■ **Task objective**
Pick out every line with the word "enter" and copy it.

■ **Information provided**
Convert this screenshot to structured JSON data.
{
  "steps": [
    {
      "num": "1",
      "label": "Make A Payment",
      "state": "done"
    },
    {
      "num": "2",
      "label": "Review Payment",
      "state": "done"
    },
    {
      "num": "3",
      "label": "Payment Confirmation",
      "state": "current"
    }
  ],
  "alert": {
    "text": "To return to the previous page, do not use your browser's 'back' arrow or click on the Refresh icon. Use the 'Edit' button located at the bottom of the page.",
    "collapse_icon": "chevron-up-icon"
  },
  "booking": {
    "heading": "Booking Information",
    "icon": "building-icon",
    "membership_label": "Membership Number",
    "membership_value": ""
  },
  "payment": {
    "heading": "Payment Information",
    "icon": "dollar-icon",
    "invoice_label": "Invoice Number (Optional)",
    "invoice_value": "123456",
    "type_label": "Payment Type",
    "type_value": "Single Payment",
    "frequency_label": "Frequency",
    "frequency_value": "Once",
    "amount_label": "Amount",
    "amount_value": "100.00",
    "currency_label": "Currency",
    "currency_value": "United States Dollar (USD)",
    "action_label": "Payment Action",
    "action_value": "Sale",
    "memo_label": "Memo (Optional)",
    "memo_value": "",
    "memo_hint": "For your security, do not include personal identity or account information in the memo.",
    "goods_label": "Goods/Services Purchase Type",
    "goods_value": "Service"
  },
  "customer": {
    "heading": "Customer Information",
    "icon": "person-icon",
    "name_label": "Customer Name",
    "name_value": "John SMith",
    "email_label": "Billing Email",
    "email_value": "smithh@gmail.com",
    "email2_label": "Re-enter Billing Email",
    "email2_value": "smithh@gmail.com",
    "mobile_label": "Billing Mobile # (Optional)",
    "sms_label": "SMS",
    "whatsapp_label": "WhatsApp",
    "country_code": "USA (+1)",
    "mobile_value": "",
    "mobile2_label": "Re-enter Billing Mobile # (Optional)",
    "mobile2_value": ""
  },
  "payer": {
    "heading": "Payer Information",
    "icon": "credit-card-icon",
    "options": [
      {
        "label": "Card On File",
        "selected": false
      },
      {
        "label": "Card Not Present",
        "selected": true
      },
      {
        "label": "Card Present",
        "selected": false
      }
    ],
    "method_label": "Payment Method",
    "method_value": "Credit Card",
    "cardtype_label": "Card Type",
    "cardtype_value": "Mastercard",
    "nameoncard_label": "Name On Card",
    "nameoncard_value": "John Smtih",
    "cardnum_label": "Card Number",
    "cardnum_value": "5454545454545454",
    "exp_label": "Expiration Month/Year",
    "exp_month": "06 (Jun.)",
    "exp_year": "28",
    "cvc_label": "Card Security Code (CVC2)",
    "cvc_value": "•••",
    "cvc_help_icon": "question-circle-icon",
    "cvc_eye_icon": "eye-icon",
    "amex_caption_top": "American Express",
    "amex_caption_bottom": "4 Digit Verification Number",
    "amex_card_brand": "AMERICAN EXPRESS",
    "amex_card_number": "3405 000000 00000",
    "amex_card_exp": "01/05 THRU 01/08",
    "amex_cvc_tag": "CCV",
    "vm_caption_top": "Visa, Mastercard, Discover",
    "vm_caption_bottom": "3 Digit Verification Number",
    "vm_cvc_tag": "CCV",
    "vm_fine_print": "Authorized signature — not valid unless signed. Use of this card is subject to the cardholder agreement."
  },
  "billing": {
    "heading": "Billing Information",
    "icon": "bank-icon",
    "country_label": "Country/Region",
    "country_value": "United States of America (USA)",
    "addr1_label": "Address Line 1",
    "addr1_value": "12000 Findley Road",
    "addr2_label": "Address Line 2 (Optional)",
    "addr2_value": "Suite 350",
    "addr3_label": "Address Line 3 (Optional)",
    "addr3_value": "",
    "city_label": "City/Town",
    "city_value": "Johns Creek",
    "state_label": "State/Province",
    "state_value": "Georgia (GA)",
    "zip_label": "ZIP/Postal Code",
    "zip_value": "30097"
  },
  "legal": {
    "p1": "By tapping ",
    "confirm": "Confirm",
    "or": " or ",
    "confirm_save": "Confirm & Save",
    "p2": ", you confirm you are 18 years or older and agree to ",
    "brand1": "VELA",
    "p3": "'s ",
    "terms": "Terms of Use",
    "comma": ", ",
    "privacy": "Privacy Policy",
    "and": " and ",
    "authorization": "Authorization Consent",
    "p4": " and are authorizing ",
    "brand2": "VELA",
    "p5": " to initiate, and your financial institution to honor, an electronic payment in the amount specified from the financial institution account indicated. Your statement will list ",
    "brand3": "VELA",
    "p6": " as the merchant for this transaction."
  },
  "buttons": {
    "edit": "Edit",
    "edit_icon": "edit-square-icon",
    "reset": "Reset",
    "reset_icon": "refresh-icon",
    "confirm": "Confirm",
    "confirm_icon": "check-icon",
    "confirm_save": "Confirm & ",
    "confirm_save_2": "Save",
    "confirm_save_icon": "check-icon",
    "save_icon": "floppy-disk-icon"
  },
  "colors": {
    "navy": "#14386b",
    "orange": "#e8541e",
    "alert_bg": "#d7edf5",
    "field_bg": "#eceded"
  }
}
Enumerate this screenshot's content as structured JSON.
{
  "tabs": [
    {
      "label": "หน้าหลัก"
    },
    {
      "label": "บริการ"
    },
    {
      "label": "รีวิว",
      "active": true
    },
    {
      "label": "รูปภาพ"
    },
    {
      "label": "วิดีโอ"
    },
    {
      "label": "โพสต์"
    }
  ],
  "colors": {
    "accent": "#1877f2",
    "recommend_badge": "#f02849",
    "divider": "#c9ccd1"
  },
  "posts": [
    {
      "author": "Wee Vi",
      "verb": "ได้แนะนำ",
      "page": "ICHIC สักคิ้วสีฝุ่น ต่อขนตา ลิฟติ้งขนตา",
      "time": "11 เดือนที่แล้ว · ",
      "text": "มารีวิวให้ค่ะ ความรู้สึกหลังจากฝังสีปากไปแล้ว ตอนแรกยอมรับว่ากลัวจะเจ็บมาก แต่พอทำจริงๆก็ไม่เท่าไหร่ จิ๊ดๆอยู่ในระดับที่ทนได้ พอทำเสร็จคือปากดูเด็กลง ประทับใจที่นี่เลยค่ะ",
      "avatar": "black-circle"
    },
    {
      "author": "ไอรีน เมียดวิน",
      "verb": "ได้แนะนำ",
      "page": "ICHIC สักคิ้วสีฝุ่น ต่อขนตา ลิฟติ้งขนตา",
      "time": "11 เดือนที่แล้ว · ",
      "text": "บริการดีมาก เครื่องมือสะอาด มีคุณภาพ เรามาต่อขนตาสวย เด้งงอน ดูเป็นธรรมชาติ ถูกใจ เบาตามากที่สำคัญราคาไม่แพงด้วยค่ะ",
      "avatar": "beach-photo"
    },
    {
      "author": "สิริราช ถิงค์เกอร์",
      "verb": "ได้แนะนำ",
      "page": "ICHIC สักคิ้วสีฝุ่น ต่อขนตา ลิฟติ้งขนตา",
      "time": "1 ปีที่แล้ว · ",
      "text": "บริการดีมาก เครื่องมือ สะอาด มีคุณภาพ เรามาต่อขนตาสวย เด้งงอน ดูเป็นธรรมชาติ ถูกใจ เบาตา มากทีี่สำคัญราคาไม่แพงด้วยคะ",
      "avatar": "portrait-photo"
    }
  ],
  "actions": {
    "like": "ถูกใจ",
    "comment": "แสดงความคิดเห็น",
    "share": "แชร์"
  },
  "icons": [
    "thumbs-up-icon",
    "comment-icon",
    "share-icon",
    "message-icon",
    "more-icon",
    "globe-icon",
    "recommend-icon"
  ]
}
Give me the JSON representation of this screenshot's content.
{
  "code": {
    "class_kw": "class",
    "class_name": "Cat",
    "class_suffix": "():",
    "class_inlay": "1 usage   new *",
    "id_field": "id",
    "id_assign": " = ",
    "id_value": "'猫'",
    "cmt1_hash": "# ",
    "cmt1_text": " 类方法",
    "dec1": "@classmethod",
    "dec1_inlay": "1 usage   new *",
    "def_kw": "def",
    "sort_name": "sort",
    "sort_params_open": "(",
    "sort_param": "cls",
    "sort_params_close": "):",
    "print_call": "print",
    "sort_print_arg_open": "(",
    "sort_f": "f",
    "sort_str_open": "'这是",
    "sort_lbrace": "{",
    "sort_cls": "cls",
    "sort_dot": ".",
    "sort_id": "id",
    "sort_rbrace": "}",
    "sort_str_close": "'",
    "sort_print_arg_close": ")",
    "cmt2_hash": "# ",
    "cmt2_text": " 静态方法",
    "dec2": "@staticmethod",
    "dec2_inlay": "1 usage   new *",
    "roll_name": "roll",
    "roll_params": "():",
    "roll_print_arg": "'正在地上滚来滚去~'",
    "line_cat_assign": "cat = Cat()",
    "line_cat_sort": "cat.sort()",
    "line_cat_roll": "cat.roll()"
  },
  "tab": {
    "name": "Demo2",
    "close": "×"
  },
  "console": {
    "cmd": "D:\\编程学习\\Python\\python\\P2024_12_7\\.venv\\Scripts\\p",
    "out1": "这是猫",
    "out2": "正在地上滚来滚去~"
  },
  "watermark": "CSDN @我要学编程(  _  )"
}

■ **Solution**
    "email2_label": "Re-enter Billing Email",
    "mobile2_label": "Re-enter Billing Mobile # (Optional)",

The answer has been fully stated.